Extract every line of the material that holds the string "header".

Collected data
— start —

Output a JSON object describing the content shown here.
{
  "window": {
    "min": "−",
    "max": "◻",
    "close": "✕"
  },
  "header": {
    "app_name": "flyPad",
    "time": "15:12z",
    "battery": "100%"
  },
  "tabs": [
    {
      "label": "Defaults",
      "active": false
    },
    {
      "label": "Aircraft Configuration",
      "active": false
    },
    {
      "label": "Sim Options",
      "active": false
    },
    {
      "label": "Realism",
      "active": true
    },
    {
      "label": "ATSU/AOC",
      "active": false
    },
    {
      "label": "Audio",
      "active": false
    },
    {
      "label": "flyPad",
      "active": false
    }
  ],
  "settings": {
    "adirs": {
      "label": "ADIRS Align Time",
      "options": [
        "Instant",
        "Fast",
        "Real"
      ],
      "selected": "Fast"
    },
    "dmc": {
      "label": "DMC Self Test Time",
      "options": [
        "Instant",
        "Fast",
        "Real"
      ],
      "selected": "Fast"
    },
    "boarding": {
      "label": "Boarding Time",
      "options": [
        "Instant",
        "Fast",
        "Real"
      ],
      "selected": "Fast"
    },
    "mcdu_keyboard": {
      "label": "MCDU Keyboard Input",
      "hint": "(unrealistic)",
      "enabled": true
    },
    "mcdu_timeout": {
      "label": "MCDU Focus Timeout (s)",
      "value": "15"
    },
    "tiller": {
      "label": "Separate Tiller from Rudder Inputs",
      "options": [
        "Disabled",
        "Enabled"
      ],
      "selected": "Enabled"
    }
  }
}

— end —
— start —

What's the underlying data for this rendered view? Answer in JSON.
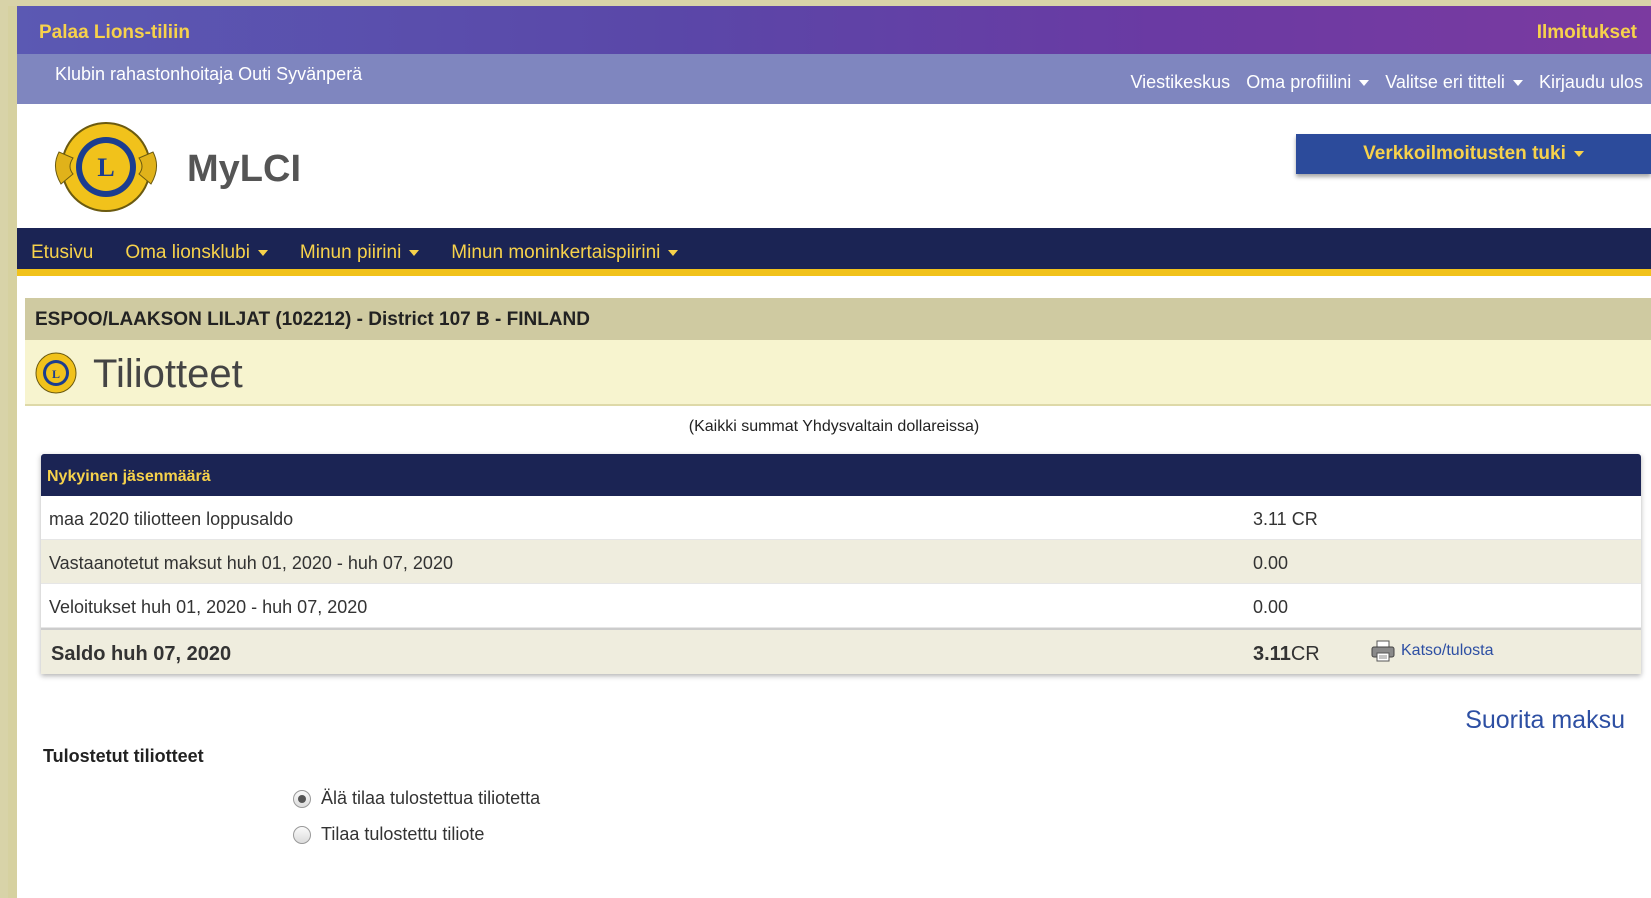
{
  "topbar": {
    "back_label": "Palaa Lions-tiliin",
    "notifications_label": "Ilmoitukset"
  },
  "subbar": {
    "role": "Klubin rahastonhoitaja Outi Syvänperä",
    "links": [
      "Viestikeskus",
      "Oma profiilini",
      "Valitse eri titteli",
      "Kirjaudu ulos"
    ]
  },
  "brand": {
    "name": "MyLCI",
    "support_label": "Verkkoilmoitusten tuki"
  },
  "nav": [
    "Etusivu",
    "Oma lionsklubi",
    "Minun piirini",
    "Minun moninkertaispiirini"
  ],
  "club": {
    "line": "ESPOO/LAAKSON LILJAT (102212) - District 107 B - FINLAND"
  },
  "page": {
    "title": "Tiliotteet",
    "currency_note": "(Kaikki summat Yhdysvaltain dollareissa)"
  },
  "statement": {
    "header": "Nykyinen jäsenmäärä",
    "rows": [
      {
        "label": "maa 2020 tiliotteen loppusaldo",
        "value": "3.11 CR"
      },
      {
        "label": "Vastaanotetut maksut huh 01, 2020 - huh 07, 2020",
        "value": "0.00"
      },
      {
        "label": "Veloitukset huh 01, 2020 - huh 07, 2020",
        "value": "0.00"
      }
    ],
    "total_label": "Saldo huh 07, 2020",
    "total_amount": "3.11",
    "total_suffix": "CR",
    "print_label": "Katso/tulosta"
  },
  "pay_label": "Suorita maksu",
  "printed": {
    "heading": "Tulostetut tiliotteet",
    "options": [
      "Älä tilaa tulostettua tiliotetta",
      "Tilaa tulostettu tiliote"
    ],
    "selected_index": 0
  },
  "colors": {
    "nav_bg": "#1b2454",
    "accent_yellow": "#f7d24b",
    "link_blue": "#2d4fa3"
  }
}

— end —

_Full answer_.
  "header": {
    "header": "Nykyinen jäsenmäärä",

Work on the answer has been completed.